** begin **

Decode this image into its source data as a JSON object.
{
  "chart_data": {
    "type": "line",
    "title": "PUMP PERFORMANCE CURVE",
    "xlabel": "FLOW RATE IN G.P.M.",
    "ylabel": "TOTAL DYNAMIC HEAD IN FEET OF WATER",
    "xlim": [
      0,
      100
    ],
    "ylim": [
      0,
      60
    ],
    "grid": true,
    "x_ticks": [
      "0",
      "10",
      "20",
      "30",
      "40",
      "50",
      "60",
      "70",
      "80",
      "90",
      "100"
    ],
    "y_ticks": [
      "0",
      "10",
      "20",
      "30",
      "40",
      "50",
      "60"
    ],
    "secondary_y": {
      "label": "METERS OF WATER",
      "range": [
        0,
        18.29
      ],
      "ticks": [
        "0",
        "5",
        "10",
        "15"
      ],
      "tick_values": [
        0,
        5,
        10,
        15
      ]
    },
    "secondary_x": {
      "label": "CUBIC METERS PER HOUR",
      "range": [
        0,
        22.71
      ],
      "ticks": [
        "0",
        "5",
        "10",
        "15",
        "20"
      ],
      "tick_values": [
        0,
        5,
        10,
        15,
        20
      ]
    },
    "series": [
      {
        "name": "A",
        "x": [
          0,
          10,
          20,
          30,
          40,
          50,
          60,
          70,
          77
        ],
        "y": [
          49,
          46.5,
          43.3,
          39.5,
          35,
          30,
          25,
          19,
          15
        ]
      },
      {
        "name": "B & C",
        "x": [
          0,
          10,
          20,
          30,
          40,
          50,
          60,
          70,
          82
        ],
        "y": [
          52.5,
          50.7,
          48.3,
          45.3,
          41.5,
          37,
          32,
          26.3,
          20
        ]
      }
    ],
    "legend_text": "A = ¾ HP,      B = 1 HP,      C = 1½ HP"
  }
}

** end **

> _WHAT YOU SHOULD DO_: Copy all of the data exactly.

> _RESULT_:
Decode this image into its source data as a JSON object.
{
  "chart_data": {
    "type": "line",
    "title": "PUMP PERFORMANCE CURVE",
    "xlabel": "FLOW RATE IN G.P.M.",
    "ylabel": "TOTAL DYNAMIC HEAD IN FEET OF WATER",
    "xlim": [
      0,
      100
    ],
    "ylim": [
      0,
      60
    ],
    "grid": true,
    "x_ticks": [
      "0",
      "10",
      "20",
      "30",
      "40",
      "50",
      "60",
      "70",
      "80",
      "90",
      "100"
    ],
    "y_ticks": [
      "0",
      "10",
      "20",
      "30",
      "40",
      "50",
      "60"
    ],
    "secondary_y": {
      "label": "METERS OF WATER",
      "range": [
        0,
        18.29
      ],
      "ticks": [
        "0",
        "5",
        "10",
        "15"
      ],
      "tick_values": [
        0,
        5,
        10,
        15
      ]
    },
    "secondary_x": {
      "label": "CUBIC METERS PER HOUR",
      "range": [
        0,
        22.71
      ],
      "ticks": [
        "0",
        "5",
        "10",
        "15",
        "20"
      ],
      "tick_values": [
        0,
        5,
        10,
        15,
        20
      ]
    },
    "series": [
      {
        "name": "A",
        "x": [
          0,
          10,
          20,
          30,
          40,
          50,
          60,
          70,
          77
        ],
        "y": [
          49,
          46.5,
          43.3,
          39.5,
          35,
          30,
          25,
          19,
          15
        ]
      },
      {
        "name": "B & C",
        "x": [
          0,
          10,
          20,
          30,
          40,
          50,
          60,
          70,
          82
        ],
        "y": [
          52.5,
          50.7,
          48.3,
          45.3,
          41.5,
          37,
          32,
          26.3,
          20
        ]
      }
    ],
    "legend_text": "A = ¾ HP,      B = 1 HP,      C = 1½ HP"
  }
}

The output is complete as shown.